Go through the listing beneath this task and return every line that carries the string "though".

━━ SUPPLIED INFORMATION ━━

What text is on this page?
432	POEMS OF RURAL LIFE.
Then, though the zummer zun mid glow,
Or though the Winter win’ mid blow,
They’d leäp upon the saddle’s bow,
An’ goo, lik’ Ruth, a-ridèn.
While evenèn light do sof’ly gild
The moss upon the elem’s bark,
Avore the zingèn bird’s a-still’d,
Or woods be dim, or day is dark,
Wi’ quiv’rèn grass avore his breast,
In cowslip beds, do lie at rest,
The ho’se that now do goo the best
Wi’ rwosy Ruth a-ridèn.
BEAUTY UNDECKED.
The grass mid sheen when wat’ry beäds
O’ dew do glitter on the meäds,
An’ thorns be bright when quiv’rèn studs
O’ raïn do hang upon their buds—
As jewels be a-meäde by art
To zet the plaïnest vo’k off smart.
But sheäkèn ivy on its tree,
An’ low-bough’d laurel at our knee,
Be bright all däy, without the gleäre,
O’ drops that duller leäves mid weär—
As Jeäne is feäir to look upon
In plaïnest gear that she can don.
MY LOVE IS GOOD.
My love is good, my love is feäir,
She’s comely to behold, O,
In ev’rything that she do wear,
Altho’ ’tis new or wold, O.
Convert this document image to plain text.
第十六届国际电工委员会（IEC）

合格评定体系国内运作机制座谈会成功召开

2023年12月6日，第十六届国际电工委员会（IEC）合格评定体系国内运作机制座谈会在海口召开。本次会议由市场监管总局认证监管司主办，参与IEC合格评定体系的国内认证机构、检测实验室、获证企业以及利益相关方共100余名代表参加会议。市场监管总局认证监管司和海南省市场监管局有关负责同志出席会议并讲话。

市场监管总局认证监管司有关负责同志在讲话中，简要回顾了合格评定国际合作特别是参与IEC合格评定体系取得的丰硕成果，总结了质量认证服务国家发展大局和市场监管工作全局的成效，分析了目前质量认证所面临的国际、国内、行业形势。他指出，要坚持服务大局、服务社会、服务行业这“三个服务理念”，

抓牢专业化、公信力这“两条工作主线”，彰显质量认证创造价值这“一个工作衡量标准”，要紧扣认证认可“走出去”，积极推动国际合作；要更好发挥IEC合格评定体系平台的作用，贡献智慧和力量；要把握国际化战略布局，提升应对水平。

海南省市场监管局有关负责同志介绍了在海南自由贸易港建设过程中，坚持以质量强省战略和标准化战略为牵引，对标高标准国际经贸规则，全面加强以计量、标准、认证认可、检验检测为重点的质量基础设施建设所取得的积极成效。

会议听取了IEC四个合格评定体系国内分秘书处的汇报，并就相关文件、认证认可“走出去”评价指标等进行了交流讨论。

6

━━━

● **EXERCISE OUTPUT**
Then, though the zummer zun mid glow,
Or though the Winter win’ mid blow,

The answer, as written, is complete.